= Exercise requirements =
Only a number is wanted: how many lines in the listing contain the word "Services"?

= Task material =

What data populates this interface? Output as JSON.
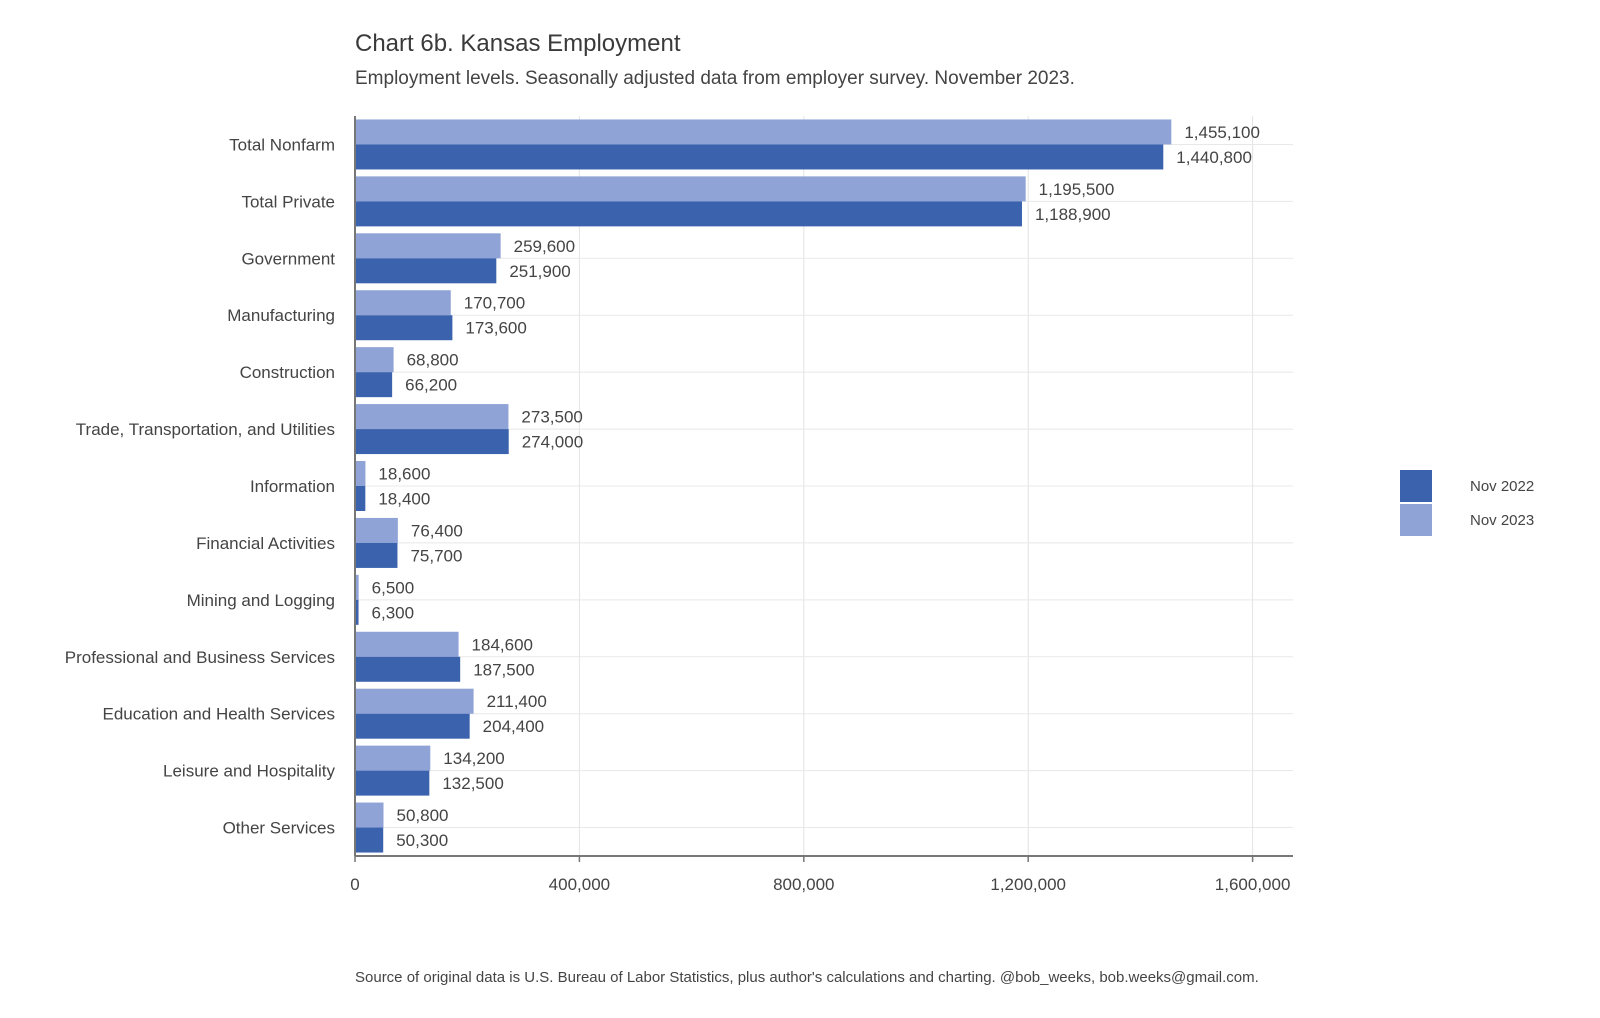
{
  "chart_data": {
    "type": "bar",
    "orientation": "horizontal",
    "title": "Chart 6b. Kansas Employment",
    "subtitle": "Employment levels. Seasonally adjusted data from employer survey. November 2023.",
    "source": "Source of original data is U.S. Bureau of Labor Statistics, plus author's calculations and charting. @bob_weeks, bob.weeks@gmail.com.",
    "categories": [
      "Total Nonfarm",
      "Total Private",
      "Government",
      "Manufacturing",
      "Construction",
      "Trade, Transportation, and Utilities",
      "Information",
      "Financial Activities",
      "Mining and Logging",
      "Professional and Business Services",
      "Education and Health Services",
      "Leisure and Hospitality",
      "Other Services"
    ],
    "series": [
      {
        "name": "Nov 2022",
        "color": "#3b63ad",
        "values": [
          1440800,
          1188900,
          251900,
          173600,
          66200,
          274000,
          18400,
          75700,
          6300,
          187500,
          204400,
          132500,
          50300
        ],
        "labels": [
          "1,440,800",
          "1,188,900",
          "251,900",
          "173,600",
          "66,200",
          "274,000",
          "18,400",
          "75,700",
          "6,300",
          "187,500",
          "204,400",
          "132,500",
          "50,300"
        ]
      },
      {
        "name": "Nov 2023",
        "color": "#8fa3d6",
        "values": [
          1455100,
          1195500,
          259600,
          170700,
          68800,
          273500,
          18600,
          76400,
          6500,
          184600,
          211400,
          134200,
          50800
        ],
        "labels": [
          "1,455,100",
          "1,195,500",
          "259,600",
          "170,700",
          "68,800",
          "273,500",
          "18,600",
          "76,400",
          "6,500",
          "184,600",
          "211,400",
          "134,200",
          "50,800"
        ]
      }
    ],
    "xlim": [
      0,
      1672000
    ],
    "xticks": [
      0,
      400000,
      800000,
      1200000,
      1600000
    ],
    "xtick_labels": [
      "0",
      "400,000",
      "800,000",
      "1,200,000",
      "1,600,000"
    ],
    "grid": true,
    "legend_position": "right"
  }
}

= Full answer =
3